Short problem — Set down the data below without change, skipping the pictures it holds.
§ §
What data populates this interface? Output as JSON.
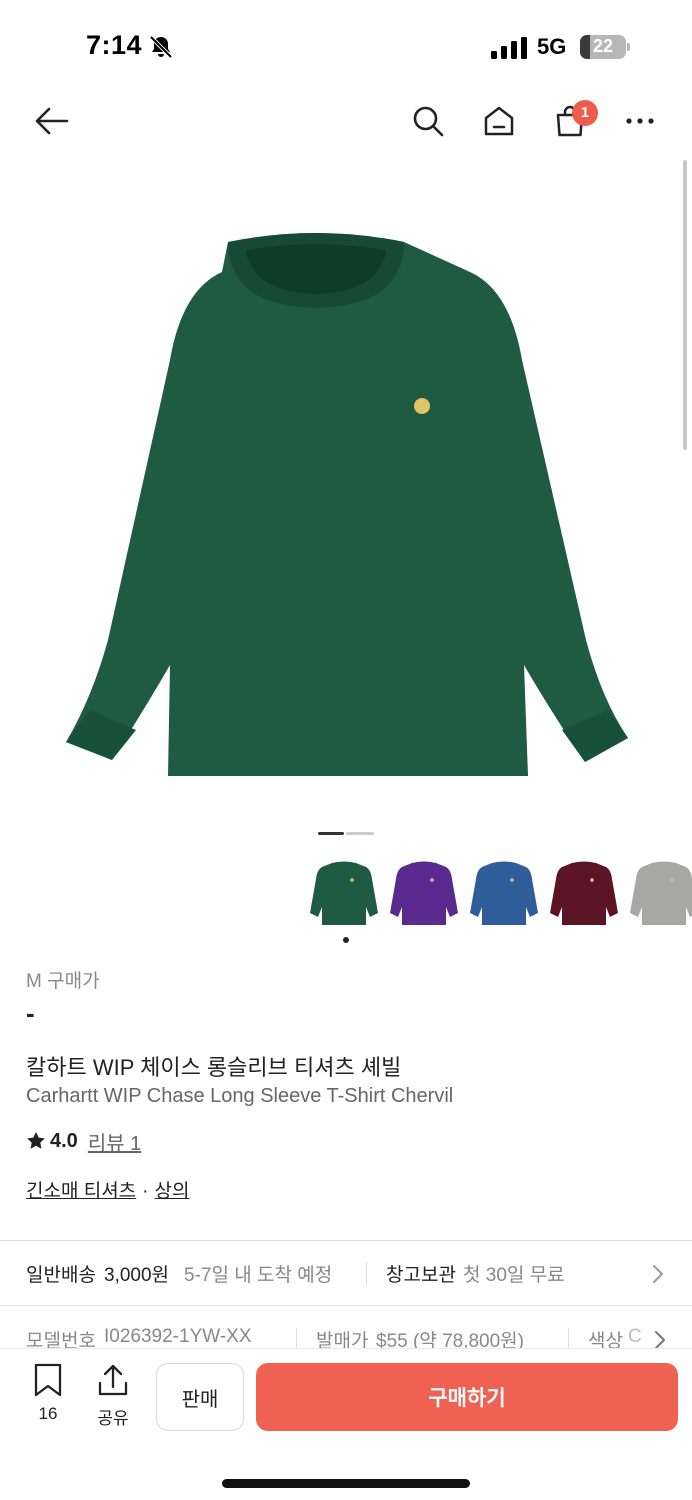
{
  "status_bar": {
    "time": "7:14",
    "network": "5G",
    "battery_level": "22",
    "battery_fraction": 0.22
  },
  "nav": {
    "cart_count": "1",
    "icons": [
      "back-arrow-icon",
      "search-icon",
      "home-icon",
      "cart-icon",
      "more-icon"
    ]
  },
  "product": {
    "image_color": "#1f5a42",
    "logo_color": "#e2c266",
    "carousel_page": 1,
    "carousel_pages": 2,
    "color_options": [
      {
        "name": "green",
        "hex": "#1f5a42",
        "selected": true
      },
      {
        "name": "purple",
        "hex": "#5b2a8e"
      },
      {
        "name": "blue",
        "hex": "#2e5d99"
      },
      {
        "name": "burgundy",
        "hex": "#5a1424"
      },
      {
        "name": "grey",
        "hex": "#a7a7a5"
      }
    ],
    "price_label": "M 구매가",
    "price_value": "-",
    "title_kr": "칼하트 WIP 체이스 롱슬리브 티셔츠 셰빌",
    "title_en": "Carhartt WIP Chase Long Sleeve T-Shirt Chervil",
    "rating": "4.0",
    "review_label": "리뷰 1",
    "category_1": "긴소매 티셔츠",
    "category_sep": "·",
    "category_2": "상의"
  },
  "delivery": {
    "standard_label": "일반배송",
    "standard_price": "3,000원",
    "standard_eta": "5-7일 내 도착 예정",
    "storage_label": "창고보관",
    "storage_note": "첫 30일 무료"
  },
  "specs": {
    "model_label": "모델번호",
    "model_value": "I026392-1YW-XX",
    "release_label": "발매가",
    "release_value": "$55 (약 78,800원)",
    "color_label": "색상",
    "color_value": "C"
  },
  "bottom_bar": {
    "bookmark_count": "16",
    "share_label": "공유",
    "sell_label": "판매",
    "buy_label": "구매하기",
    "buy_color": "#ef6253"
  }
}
§ §
Solved problem —
What data populates this interface? Output as JSON.
{
  "status_bar": {
    "time": "7:14",
    "network": "5G",
    "battery_level": "22",
    "battery_fraction": 0.22
  },
  "nav": {
    "cart_count": "1",
    "icons": [
      "back-arrow-icon",
      "search-icon",
      "home-icon",
      "cart-icon",
      "more-icon"
    ]
  },
  "product": {
    "image_color": "#1f5a42",
    "logo_color": "#e2c266",
    "carousel_page": 1,
    "carousel_pages": 2,
    "color_options": [
      {
        "name": "green",
        "hex": "#1f5a42",
        "selected": true
      },
      {
        "name": "purple",
        "hex": "#5b2a8e"
      },
      {
        "name": "blue",
        "hex": "#2e5d99"
      },
      {
        "name": "burgundy",
        "hex": "#5a1424"
      },
      {
        "name": "grey",
        "hex": "#a7a7a5"
      }
    ],
    "price_label": "M 구매가",
    "price_value": "-",
    "title_kr": "칼하트 WIP 체이스 롱슬리브 티셔츠 셰빌",
    "title_en": "Carhartt WIP Chase Long Sleeve T-Shirt Chervil",
    "rating": "4.0",
    "review_label": "리뷰 1",
    "category_1": "긴소매 티셔츠",
    "category_sep": "·",
    "category_2": "상의"
  },
  "delivery": {
    "standard_label": "일반배송",
    "standard_price": "3,000원",
    "standard_eta": "5-7일 내 도착 예정",
    "storage_label": "창고보관",
    "storage_note": "첫 30일 무료"
  },
  "specs": {
    "model_label": "모델번호",
    "model_value": "I026392-1YW-XX",
    "release_label": "발매가",
    "release_value": "$55 (약 78,800원)",
    "color_label": "색상",
    "color_value": "C"
  },
  "bottom_bar": {
    "bookmark_count": "16",
    "share_label": "공유",
    "sell_label": "판매",
    "buy_label": "구매하기",
    "buy_color": "#ef6253"
  }
}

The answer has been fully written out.